» The exercise
Which lines contain the word "this"? Return each of them as written.
------ Data provided ------
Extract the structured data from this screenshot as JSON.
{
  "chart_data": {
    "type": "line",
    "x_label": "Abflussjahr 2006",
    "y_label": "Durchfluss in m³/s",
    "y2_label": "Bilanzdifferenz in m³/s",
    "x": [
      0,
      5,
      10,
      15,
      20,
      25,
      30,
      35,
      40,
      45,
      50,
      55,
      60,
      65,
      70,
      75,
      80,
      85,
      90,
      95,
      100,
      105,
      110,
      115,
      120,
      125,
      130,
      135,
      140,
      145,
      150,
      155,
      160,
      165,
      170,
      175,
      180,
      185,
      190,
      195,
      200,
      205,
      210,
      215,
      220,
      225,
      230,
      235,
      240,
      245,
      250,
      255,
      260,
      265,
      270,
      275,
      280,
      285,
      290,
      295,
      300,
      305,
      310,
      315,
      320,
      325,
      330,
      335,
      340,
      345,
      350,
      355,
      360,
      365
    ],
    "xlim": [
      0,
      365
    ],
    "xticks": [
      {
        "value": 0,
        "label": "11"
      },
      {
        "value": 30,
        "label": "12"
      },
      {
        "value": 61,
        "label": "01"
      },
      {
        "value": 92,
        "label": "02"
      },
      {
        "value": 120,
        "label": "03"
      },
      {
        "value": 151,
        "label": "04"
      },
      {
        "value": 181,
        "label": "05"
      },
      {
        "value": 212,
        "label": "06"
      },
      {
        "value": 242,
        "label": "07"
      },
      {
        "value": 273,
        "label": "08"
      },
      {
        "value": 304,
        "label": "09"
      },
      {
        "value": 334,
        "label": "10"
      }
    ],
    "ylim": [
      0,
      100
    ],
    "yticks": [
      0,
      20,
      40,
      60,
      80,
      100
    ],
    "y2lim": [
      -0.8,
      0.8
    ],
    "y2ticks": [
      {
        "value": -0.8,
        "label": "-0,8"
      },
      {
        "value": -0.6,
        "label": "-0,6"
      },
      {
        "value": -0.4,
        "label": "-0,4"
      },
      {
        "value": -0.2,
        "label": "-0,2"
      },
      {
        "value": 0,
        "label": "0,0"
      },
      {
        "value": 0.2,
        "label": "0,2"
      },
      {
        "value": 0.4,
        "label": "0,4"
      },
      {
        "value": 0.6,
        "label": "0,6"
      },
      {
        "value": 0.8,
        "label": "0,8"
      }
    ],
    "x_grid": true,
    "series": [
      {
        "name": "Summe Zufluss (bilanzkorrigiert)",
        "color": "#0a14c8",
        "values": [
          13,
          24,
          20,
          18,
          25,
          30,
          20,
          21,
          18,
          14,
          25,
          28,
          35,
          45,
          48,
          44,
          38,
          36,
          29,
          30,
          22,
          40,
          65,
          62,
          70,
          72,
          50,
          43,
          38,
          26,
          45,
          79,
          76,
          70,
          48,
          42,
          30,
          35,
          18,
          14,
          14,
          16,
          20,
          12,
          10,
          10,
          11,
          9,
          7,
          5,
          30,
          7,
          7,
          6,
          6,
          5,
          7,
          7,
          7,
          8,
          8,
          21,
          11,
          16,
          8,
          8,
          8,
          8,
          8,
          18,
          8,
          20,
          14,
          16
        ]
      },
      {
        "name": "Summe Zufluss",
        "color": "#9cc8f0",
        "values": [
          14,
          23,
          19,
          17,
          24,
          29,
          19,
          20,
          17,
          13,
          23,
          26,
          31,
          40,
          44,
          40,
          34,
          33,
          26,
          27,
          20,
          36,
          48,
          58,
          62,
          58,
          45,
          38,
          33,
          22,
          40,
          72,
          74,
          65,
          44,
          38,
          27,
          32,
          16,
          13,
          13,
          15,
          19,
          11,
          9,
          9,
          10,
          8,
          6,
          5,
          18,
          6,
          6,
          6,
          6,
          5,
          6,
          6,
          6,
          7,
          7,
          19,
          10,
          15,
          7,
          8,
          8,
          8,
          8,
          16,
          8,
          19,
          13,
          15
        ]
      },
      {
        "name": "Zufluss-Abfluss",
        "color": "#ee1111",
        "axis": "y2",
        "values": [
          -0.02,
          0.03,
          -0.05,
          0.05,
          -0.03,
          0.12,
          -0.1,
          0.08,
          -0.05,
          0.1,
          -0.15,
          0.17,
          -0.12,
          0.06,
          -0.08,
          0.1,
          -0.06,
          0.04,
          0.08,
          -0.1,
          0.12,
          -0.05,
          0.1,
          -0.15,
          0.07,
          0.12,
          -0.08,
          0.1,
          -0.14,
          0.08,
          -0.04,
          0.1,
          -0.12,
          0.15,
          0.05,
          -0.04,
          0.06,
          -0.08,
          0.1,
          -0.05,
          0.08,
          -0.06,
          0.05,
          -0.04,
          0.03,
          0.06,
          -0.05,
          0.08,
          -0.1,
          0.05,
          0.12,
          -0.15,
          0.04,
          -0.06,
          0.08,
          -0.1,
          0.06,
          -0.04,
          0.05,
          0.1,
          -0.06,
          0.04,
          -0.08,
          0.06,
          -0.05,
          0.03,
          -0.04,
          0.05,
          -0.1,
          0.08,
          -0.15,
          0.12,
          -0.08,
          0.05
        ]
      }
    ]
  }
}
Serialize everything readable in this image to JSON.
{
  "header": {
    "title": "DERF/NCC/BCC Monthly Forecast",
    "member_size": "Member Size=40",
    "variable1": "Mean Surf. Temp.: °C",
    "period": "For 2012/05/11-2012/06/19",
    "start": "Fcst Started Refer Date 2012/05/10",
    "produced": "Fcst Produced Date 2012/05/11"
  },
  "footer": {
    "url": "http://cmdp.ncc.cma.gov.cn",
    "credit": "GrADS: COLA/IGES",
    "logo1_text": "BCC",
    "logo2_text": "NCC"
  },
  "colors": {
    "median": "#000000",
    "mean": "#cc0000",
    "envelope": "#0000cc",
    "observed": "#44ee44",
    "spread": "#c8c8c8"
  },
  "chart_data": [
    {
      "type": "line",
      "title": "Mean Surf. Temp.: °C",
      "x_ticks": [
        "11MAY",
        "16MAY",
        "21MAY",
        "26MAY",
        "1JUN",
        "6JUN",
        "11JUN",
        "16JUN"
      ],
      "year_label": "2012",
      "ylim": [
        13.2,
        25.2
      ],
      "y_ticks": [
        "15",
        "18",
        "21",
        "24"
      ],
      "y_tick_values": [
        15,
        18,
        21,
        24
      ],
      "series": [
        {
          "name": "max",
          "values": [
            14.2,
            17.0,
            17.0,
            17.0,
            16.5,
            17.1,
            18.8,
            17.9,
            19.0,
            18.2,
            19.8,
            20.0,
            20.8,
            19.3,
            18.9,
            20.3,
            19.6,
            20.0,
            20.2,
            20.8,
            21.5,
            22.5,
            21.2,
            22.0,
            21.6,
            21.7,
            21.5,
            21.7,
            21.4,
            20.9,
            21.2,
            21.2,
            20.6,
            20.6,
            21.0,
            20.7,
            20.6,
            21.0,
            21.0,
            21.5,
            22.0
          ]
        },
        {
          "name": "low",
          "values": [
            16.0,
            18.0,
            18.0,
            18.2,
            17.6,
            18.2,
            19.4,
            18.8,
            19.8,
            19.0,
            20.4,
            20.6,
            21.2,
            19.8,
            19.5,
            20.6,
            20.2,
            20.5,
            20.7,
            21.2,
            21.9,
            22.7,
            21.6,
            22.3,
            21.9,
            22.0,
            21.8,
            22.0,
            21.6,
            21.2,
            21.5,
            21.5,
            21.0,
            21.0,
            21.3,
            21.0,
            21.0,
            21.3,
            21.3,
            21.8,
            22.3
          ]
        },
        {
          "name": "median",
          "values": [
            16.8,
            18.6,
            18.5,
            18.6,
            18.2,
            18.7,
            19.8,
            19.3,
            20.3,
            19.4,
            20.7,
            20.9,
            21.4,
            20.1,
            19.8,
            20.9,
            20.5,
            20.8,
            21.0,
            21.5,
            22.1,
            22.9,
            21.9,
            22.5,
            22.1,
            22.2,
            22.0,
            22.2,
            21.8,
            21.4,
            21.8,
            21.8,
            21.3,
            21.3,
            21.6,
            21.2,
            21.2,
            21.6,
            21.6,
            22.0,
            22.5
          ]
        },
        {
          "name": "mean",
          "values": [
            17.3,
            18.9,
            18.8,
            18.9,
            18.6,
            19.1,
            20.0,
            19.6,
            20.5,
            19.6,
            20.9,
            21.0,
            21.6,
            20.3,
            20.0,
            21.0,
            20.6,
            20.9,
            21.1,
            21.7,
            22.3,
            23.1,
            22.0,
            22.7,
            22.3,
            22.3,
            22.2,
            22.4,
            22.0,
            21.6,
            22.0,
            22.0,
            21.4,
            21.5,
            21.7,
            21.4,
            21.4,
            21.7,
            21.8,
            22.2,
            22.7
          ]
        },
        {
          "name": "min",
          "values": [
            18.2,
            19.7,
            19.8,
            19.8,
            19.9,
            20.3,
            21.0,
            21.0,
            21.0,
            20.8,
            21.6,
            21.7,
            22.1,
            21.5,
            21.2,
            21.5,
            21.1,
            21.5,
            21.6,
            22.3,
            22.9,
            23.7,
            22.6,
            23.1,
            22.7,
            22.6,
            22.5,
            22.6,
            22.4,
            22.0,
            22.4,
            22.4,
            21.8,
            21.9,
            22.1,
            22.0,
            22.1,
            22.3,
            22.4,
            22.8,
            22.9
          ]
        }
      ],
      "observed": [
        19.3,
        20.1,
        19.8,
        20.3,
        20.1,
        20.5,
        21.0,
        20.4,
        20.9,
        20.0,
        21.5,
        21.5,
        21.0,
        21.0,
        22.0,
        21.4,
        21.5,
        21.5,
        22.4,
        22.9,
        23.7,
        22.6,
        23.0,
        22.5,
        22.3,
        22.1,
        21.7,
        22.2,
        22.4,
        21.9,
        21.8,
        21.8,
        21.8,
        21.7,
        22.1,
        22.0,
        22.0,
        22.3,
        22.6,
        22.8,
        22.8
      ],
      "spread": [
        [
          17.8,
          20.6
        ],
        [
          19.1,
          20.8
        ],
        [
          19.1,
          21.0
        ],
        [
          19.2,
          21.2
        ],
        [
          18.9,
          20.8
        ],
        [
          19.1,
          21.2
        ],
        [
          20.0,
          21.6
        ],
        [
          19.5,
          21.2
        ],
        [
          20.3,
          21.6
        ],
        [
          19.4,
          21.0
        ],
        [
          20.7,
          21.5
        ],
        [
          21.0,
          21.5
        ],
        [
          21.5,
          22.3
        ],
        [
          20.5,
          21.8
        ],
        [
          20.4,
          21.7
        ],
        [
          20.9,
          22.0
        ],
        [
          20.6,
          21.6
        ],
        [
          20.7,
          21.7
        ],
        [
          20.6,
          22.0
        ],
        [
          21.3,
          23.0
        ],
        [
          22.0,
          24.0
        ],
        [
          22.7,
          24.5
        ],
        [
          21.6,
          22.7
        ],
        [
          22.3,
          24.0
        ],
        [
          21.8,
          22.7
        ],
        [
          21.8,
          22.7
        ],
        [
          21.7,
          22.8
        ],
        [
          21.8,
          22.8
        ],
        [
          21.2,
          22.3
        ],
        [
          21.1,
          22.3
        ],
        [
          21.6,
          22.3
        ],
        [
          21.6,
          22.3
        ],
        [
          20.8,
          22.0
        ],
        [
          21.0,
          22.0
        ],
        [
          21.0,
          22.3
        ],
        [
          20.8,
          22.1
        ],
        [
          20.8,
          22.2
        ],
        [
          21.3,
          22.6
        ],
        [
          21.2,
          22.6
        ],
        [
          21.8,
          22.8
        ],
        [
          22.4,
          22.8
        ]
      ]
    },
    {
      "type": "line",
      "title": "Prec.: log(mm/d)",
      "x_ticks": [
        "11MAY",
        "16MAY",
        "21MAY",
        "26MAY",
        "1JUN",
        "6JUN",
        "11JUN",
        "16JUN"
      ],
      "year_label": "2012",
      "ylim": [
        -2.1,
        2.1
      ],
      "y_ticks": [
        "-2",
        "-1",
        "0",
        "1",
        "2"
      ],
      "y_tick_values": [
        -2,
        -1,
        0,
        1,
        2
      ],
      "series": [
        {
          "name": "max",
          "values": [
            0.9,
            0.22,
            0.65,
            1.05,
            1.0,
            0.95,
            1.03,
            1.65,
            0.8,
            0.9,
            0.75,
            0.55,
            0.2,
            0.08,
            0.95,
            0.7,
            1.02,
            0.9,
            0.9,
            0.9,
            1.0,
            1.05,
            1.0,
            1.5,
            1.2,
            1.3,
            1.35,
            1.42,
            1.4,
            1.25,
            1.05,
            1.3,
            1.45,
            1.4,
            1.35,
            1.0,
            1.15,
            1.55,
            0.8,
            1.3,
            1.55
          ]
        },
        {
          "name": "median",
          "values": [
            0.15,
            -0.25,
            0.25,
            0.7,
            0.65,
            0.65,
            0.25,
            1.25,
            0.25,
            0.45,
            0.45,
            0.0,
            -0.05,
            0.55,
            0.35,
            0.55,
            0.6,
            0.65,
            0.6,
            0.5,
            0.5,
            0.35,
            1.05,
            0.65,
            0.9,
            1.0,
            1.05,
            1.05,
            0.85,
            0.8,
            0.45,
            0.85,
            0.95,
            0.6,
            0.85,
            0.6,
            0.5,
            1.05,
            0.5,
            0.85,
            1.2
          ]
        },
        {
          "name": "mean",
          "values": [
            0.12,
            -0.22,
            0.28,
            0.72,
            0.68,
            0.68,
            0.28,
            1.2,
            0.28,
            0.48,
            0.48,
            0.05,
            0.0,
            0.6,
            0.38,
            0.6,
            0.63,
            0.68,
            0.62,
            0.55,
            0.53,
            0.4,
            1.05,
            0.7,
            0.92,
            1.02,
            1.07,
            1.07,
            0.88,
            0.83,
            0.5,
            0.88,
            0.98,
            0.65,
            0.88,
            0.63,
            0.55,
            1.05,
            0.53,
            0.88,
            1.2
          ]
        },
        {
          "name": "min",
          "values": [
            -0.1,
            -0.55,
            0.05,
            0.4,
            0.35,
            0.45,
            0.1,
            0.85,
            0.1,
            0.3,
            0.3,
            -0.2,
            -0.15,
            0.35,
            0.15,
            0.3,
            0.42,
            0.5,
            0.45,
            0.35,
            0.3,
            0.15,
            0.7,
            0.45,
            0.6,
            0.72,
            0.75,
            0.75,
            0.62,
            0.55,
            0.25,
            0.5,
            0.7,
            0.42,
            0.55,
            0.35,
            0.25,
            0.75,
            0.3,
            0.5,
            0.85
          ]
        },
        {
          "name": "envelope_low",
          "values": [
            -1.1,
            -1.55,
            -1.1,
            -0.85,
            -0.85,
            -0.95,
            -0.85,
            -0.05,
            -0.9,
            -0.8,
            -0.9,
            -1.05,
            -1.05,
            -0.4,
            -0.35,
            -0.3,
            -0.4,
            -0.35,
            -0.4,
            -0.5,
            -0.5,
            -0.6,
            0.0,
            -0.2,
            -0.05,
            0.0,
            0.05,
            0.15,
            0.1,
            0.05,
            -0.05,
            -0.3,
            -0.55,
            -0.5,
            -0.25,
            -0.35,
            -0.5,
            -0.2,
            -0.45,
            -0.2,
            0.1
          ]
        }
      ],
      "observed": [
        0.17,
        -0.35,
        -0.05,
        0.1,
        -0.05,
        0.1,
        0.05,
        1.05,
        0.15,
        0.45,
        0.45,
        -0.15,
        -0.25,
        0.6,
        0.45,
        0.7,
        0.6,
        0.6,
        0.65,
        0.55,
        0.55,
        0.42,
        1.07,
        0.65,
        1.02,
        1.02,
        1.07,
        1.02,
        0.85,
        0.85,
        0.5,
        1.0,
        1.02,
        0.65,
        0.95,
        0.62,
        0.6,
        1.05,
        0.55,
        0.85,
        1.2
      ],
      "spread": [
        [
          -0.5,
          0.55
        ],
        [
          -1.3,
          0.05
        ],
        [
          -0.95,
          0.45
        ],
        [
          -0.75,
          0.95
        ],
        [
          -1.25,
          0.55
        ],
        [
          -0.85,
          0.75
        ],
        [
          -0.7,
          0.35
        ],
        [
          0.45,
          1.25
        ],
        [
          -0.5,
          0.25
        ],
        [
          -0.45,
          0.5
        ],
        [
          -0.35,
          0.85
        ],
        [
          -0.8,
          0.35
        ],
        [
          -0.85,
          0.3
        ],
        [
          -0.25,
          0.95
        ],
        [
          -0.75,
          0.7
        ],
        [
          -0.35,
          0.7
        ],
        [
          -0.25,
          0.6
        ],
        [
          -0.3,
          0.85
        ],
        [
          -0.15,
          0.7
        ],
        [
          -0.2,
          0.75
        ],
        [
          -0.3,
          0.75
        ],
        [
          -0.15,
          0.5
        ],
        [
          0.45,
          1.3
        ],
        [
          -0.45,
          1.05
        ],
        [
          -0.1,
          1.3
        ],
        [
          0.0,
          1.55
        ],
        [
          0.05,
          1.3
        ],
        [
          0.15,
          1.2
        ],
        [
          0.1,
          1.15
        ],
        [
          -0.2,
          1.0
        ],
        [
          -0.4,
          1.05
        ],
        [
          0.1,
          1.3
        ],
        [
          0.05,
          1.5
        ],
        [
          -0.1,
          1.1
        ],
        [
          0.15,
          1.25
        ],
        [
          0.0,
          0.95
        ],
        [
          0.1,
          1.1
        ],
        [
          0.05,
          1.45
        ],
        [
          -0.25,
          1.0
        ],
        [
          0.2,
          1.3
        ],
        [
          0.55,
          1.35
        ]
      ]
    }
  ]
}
------
» Exercise solution
Extract the structured data from this screenshot as JSON.
Serialize everything readable in this image to JSON.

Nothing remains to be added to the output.